**Required work:** Print the entries below in their entirety, exactly as they are written.

**Figure record listings:**

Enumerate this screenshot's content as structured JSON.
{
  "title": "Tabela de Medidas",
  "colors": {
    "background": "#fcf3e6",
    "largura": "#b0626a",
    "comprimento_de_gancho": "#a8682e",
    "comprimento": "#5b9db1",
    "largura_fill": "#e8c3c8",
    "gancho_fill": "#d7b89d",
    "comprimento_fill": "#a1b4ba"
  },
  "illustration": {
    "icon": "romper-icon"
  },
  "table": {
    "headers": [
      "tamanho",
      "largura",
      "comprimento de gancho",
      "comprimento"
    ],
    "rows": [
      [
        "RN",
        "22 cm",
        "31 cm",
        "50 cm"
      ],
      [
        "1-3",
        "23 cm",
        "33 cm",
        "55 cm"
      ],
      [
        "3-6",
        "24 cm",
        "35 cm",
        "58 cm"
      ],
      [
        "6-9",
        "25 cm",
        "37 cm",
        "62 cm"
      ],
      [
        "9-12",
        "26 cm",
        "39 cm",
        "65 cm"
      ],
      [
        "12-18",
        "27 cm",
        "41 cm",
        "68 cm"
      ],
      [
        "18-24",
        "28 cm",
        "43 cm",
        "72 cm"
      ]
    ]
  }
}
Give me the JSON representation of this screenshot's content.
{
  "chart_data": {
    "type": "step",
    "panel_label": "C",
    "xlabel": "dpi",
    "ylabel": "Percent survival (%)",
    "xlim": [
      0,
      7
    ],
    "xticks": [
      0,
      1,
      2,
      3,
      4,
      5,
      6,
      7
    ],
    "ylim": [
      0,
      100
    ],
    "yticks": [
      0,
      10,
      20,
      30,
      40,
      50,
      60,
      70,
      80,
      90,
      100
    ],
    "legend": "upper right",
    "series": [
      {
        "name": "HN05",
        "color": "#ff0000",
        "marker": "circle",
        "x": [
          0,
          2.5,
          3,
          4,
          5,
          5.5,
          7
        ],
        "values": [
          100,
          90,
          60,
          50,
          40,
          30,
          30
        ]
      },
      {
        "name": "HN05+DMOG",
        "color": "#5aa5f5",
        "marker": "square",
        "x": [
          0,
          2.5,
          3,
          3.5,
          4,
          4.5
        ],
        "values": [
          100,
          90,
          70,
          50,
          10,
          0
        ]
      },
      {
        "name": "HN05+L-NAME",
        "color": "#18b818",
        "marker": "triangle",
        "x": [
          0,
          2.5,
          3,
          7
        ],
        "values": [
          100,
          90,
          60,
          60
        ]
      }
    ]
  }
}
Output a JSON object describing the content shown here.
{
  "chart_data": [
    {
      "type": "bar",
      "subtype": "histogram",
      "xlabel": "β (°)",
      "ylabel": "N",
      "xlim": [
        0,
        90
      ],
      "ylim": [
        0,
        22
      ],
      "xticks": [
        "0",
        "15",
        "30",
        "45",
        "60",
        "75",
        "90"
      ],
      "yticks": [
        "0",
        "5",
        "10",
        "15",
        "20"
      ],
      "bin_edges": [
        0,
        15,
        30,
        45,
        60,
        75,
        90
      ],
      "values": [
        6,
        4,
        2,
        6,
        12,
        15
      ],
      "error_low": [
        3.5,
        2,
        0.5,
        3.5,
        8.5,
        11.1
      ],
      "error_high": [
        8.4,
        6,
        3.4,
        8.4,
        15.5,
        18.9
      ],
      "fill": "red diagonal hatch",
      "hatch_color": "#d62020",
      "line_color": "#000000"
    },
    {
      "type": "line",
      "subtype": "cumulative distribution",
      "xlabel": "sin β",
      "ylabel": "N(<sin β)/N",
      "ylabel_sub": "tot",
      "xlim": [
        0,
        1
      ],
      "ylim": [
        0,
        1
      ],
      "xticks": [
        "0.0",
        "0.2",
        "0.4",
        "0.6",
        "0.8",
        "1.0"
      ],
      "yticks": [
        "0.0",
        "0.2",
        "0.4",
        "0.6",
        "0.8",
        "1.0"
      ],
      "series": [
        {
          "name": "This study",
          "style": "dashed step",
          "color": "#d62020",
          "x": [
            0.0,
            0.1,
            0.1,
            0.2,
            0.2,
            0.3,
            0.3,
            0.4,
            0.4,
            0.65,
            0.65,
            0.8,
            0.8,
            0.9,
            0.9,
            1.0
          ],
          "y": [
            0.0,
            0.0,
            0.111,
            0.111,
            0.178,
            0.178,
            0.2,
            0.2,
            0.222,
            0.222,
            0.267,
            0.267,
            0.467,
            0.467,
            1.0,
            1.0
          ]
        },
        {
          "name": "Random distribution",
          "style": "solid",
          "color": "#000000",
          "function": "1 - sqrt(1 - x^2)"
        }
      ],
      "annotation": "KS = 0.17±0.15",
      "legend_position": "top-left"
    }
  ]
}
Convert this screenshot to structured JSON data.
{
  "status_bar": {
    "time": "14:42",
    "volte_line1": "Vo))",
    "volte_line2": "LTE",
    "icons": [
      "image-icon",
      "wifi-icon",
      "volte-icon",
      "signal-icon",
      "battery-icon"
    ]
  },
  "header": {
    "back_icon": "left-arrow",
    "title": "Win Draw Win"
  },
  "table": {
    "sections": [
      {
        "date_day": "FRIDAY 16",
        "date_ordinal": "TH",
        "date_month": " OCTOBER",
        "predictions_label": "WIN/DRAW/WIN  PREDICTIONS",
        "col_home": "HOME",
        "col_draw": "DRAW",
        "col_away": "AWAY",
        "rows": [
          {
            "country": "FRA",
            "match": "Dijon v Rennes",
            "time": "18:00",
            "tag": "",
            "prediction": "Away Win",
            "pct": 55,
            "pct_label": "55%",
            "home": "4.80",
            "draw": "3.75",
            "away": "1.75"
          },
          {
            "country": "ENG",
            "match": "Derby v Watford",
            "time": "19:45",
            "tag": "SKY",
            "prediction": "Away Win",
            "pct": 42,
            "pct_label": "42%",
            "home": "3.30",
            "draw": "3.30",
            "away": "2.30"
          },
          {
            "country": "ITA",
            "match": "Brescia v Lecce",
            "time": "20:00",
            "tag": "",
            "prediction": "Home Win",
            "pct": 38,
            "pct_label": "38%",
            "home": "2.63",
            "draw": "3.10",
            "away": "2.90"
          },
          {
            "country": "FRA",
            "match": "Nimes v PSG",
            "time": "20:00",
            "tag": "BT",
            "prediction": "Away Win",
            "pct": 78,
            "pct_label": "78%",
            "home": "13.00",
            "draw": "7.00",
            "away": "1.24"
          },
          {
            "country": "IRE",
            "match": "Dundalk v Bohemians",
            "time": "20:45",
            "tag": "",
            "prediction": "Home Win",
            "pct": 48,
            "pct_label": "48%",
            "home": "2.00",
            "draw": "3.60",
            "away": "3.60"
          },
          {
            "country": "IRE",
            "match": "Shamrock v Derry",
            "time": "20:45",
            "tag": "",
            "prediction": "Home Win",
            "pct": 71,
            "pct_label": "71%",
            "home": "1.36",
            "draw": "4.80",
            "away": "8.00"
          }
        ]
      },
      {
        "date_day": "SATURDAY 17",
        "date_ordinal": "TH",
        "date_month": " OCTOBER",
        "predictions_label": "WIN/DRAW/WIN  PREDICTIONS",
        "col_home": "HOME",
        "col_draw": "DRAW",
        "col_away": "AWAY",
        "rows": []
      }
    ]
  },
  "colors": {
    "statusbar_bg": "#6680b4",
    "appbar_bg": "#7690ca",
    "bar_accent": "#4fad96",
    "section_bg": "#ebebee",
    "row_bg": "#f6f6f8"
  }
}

**Written answer:**
Enumerate this screenshot's content as structured JSON.
{
  "title": "Tabela de Medidas",
  "colors": {
    "background": "#fcf3e6",
    "largura": "#b0626a",
    "comprimento_de_gancho": "#a8682e",
    "comprimento": "#5b9db1",
    "largura_fill": "#e8c3c8",
    "gancho_fill": "#d7b89d",
    "comprimento_fill": "#a1b4ba"
  },
  "illustration": {
    "icon": "romper-icon"
  },
  "table": {
    "headers": [
      "tamanho",
      "largura",
      "comprimento de gancho",
      "comprimento"
    ],
    "rows": [
      [
        "RN",
        "22 cm",
        "31 cm",
        "50 cm"
      ],
      [
        "1-3",
        "23 cm",
        "33 cm",
        "55 cm"
      ],
      [
        "3-6",
        "24 cm",
        "35 cm",
        "58 cm"
      ],
      [
        "6-9",
        "25 cm",
        "37 cm",
        "62 cm"
      ],
      [
        "9-12",
        "26 cm",
        "39 cm",
        "65 cm"
      ],
      [
        "12-18",
        "27 cm",
        "41 cm",
        "68 cm"
      ],
      [
        "18-24",
        "28 cm",
        "43 cm",
        "72 cm"
      ]
    ]
  }
}
Give me the JSON representation of this screenshot's content.
{
  "chart_data": {
    "type": "step",
    "panel_label": "C",
    "xlabel": "dpi",
    "ylabel": "Percent survival (%)",
    "xlim": [
      0,
      7
    ],
    "xticks": [
      0,
      1,
      2,
      3,
      4,
      5,
      6,
      7
    ],
    "ylim": [
      0,
      100
    ],
    "yticks": [
      0,
      10,
      20,
      30,
      40,
      50,
      60,
      70,
      80,
      90,
      100
    ],
    "legend": "upper right",
    "series": [
      {
        "name": "HN05",
        "color": "#ff0000",
        "marker": "circle",
        "x": [
          0,
          2.5,
          3,
          4,
          5,
          5.5,
          7
        ],
        "values": [
          100,
          90,
          60,
          50,
          40,
          30,
          30
        ]
      },
      {
        "name": "HN05+DMOG",
        "color": "#5aa5f5",
        "marker": "square",
        "x": [
          0,
          2.5,
          3,
          3.5,
          4,
          4.5
        ],
        "values": [
          100,
          90,
          70,
          50,
          10,
          0
        ]
      },
      {
        "name": "HN05+L-NAME",
        "color": "#18b818",
        "marker": "triangle",
        "x": [
          0,
          2.5,
          3,
          7
        ],
        "values": [
          100,
          90,
          60,
          60
        ]
      }
    ]
  }
}
Output a JSON object describing the content shown here.
{
  "chart_data": [
    {
      "type": "bar",
      "subtype": "histogram",
      "xlabel": "β (°)",
      "ylabel": "N",
      "xlim": [
        0,
        90
      ],
      "ylim": [
        0,
        22
      ],
      "xticks": [
        "0",
        "15",
        "30",
        "45",
        "60",
        "75",
        "90"
      ],
      "yticks": [
        "0",
        "5",
        "10",
        "15",
        "20"
      ],
      "bin_edges": [
        0,
        15,
        30,
        45,
        60,
        75,
        90
      ],
      "values": [
        6,
        4,
        2,
        6,
        12,
        15
      ],
      "error_low": [
        3.5,
        2,
        0.5,
        3.5,
        8.5,
        11.1
      ],
      "error_high": [
        8.4,
        6,
        3.4,
        8.4,
        15.5,
        18.9
      ],
      "fill": "red diagonal hatch",
      "hatch_color": "#d62020",
      "line_color": "#000000"
    },
    {
      "type": "line",
      "subtype": "cumulative distribution",
      "xlabel": "sin β",
      "ylabel": "N(<sin β)/N",
      "ylabel_sub": "tot",
      "xlim": [
        0,
        1
      ],
      "ylim": [
        0,
        1
      ],
      "xticks": [
        "0.0",
        "0.2",
        "0.4",
        "0.6",
        "0.8",
        "1.0"
      ],
      "yticks": [
        "0.0",
        "0.2",
        "0.4",
        "0.6",
        "0.8",
        "1.0"
      ],
      "series": [
        {
          "name": "This study",
          "style": "dashed step",
          "color": "#d62020",
          "x": [
            0.0,
            0.1,
            0.1,
            0.2,
            0.2,
            0.3,
            0.3,
            0.4,
            0.4,
            0.65,
            0.65,
            0.8,
            0.8,
            0.9,
            0.9,
            1.0
          ],
          "y": [
            0.0,
            0.0,
            0.111,
            0.111,
            0.178,
            0.178,
            0.2,
            0.2,
            0.222,
            0.222,
            0.267,
            0.267,
            0.467,
            0.467,
            1.0,
            1.0
          ]
        },
        {
          "name": "Random distribution",
          "style": "solid",
          "color": "#000000",
          "function": "1 - sqrt(1 - x^2)"
        }
      ],
      "annotation": "KS = 0.17±0.15",
      "legend_position": "top-left"
    }
  ]
}
Convert this screenshot to structured JSON data.
{
  "status_bar": {
    "time": "14:42",
    "volte_line1": "Vo))",
    "volte_line2": "LTE",
    "icons": [
      "image-icon",
      "wifi-icon",
      "volte-icon",
      "signal-icon",
      "battery-icon"
    ]
  },
  "header": {
    "back_icon": "left-arrow",
    "title": "Win Draw Win"
  },
  "table": {
    "sections": [
      {
        "date_day": "FRIDAY 16",
        "date_ordinal": "TH",
        "date_month": " OCTOBER",
        "predictions_label": "WIN/DRAW/WIN  PREDICTIONS",
        "col_home": "HOME",
        "col_draw": "DRAW",
        "col_away": "AWAY",
        "rows": [
          {
            "country": "FRA",
            "match": "Dijon v Rennes",
            "time": "18:00",
            "tag": "",
            "prediction": "Away Win",
            "pct": 55,
            "pct_label": "55%",
            "home": "4.80",
            "draw": "3.75",
            "away": "1.75"
          },
          {
            "country": "ENG",
            "match": "Derby v Watford",
            "time": "19:45",
            "tag": "SKY",
            "prediction": "Away Win",
            "pct": 42,
            "pct_label": "42%",
            "home": "3.30",
            "draw": "3.30",
            "away": "2.30"
          },
          {
            "country": "ITA",
            "match": "Brescia v Lecce",
            "time": "20:00",
            "tag": "",
            "prediction": "Home Win",
            "pct": 38,
            "pct_label": "38%",
            "home": "2.63",
            "draw": "3.10",
            "away": "2.90"
          },
          {
            "country": "FRA",
            "match": "Nimes v PSG",
            "time": "20:00",
            "tag": "BT",
            "prediction": "Away Win",
            "pct": 78,
            "pct_label": "78%",
            "home": "13.00",
            "draw": "7.00",
            "away": "1.24"
          },
          {
            "country": "IRE",
            "match": "Dundalk v Bohemians",
            "time": "20:45",
            "tag": "",
            "prediction": "Home Win",
            "pct": 48,
            "pct_label": "48%",
            "home": "2.00",
            "draw": "3.60",
            "away": "3.60"
          },
          {
            "country": "IRE",
            "match": "Shamrock v Derry",
            "time": "20:45",
            "tag": "",
            "prediction": "Home Win",
            "pct": 71,
            "pct_label": "71%",
            "home": "1.36",
            "draw": "4.80",
            "away": "8.00"
          }
        ]
      },
      {
        "date_day": "SATURDAY 17",
        "date_ordinal": "TH",
        "date_month": " OCTOBER",
        "predictions_label": "WIN/DRAW/WIN  PREDICTIONS",
        "col_home": "HOME",
        "col_draw": "DRAW",
        "col_away": "AWAY",
        "rows": []
      }
    ]
  },
  "colors": {
    "statusbar_bg": "#6680b4",
    "appbar_bg": "#7690ca",
    "bar_accent": "#4fad96",
    "section_bg": "#ebebee",
    "row_bg": "#f6f6f8"
  }
}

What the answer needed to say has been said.